**Given records:**
■ ■ ■
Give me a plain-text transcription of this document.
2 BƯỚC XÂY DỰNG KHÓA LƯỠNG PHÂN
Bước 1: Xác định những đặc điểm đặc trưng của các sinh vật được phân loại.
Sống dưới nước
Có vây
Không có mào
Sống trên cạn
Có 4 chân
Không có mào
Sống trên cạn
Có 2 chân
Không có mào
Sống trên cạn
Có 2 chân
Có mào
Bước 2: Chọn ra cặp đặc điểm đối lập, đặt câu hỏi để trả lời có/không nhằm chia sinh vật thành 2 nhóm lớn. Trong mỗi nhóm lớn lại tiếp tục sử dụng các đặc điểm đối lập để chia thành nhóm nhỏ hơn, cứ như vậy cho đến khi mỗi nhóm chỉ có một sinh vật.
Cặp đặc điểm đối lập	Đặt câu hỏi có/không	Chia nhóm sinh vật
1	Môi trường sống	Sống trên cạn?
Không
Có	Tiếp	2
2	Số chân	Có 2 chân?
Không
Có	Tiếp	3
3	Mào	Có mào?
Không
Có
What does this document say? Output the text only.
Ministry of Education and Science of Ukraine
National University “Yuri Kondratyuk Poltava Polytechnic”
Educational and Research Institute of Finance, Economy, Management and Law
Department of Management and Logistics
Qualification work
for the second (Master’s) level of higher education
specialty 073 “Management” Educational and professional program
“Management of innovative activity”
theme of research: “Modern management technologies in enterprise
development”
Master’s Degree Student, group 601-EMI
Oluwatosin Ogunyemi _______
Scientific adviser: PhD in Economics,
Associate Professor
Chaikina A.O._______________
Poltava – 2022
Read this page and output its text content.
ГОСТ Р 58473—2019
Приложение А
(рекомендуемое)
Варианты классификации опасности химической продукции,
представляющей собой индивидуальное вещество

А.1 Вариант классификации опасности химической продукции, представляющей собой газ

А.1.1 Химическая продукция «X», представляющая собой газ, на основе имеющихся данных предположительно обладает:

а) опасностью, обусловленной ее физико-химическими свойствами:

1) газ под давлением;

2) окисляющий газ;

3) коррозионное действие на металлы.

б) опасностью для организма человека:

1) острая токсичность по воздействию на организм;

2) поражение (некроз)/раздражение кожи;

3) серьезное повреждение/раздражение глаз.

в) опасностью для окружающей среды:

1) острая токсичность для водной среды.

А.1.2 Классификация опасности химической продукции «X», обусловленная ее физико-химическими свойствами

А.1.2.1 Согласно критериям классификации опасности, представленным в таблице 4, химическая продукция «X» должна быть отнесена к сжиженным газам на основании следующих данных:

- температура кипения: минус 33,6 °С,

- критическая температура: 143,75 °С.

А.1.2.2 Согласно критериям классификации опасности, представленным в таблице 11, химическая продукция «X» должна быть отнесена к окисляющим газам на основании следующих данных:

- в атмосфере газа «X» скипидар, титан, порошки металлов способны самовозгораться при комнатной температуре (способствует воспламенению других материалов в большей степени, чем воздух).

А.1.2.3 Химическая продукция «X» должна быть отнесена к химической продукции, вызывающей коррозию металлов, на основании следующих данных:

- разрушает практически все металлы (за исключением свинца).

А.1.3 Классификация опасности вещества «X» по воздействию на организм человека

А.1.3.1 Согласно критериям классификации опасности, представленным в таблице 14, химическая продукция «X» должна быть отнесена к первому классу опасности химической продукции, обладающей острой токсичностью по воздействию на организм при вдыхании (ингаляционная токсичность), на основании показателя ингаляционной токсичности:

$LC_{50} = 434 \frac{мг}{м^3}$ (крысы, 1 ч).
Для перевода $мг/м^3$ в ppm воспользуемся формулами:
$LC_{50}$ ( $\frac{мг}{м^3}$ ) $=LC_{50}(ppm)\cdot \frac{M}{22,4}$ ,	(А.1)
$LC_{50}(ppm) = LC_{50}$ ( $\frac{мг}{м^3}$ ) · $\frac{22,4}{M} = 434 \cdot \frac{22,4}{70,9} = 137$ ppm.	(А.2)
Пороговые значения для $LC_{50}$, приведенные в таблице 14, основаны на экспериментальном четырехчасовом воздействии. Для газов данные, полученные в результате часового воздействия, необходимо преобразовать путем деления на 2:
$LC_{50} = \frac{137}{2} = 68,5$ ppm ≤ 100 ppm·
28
■ ■ ■
**Exercise objective:** Please output the entries above, every line exactly as it reads.

**Exercise output:**
Give me a plain-text transcription of this document.
2 BƯỚC XÂY DỰNG KHÓA LƯỠNG PHÂN
Bước 1: Xác định những đặc điểm đặc trưng của các sinh vật được phân loại.
Sống dưới nước
Có vây
Không có mào
Sống trên cạn
Có 4 chân
Không có mào
Sống trên cạn
Có 2 chân
Không có mào
Sống trên cạn
Có 2 chân
Có mào
Bước 2: Chọn ra cặp đặc điểm đối lập, đặt câu hỏi để trả lời có/không nhằm chia sinh vật thành 2 nhóm lớn. Trong mỗi nhóm lớn lại tiếp tục sử dụng các đặc điểm đối lập để chia thành nhóm nhỏ hơn, cứ như vậy cho đến khi mỗi nhóm chỉ có một sinh vật.
Cặp đặc điểm đối lập	Đặt câu hỏi có/không	Chia nhóm sinh vật
1	Môi trường sống	Sống trên cạn?
Không
Có	Tiếp	2
2	Số chân	Có 2 chân?
Không
Có	Tiếp	3
3	Mào	Có mào?
Không
Có
What does this document say? Output the text only.
Ministry of Education and Science of Ukraine
National University “Yuri Kondratyuk Poltava Polytechnic”
Educational and Research Institute of Finance, Economy, Management and Law
Department of Management and Logistics
Qualification work
for the second (Master’s) level of higher education
specialty 073 “Management” Educational and professional program
“Management of innovative activity”
theme of research: “Modern management technologies in enterprise
development”
Master’s Degree Student, group 601-EMI
Oluwatosin Ogunyemi _______
Scientific adviser: PhD in Economics,
Associate Professor
Chaikina A.O._______________
Poltava – 2022
Read this page and output its text content.
ГОСТ Р 58473—2019
Приложение А
(рекомендуемое)
Варианты классификации опасности химической продукции,
представляющей собой индивидуальное вещество

А.1 Вариант классификации опасности химической продукции, представляющей собой газ

А.1.1 Химическая продукция «X», представляющая собой газ, на основе имеющихся данных предположительно обладает:

а) опасностью, обусловленной ее физико-химическими свойствами:

1) газ под давлением;

2) окисляющий газ;

3) коррозионное действие на металлы.

б) опасностью для организма человека:

1) острая токсичность по воздействию на организм;

2) поражение (некроз)/раздражение кожи;

3) серьезное повреждение/раздражение глаз.

в) опасностью для окружающей среды:

1) острая токсичность для водной среды.

А.1.2 Классификация опасности химической продукции «X», обусловленная ее физико-химическими свойствами

А.1.2.1 Согласно критериям классификации опасности, представленным в таблице 4, химическая продукция «X» должна быть отнесена к сжиженным газам на основании следующих данных:

- температура кипения: минус 33,6 °С,

- критическая температура: 143,75 °С.

А.1.2.2 Согласно критериям классификации опасности, представленным в таблице 11, химическая продукция «X» должна быть отнесена к окисляющим газам на основании следующих данных:

- в атмосфере газа «X» скипидар, титан, порошки металлов способны самовозгораться при комнатной температуре (способствует воспламенению других материалов в большей степени, чем воздух).

А.1.2.3 Химическая продукция «X» должна быть отнесена к химической продукции, вызывающей коррозию металлов, на основании следующих данных:

- разрушает практически все металлы (за исключением свинца).

А.1.3 Классификация опасности вещества «X» по воздействию на организм человека

А.1.3.1 Согласно критериям классификации опасности, представленным в таблице 14, химическая продукция «X» должна быть отнесена к первому классу опасности химической продукции, обладающей острой токсичностью по воздействию на организм при вдыхании (ингаляционная токсичность), на основании показателя ингаляционной токсичности:

$LC_{50} = 434 \frac{мг}{м^3}$ (крысы, 1 ч).
Для перевода $мг/м^3$ в ppm воспользуемся формулами:
$LC_{50}$ ( $\frac{мг}{м^3}$ ) $=LC_{50}(ppm)\cdot \frac{M}{22,4}$ ,	(А.1)
$LC_{50}(ppm) = LC_{50}$ ( $\frac{мг}{м^3}$ ) · $\frac{22,4}{M} = 434 \cdot \frac{22,4}{70,9} = 137$ ppm.	(А.2)
Пороговые значения для $LC_{50}$, приведенные в таблице 14, основаны на экспериментальном четырехчасовом воздействии. Для газов данные, полученные в результате часового воздействия, необходимо преобразовать путем деления на 2:
$LC_{50} = \frac{137}{2} = 68,5$ ppm ≤ 100 ppm·
28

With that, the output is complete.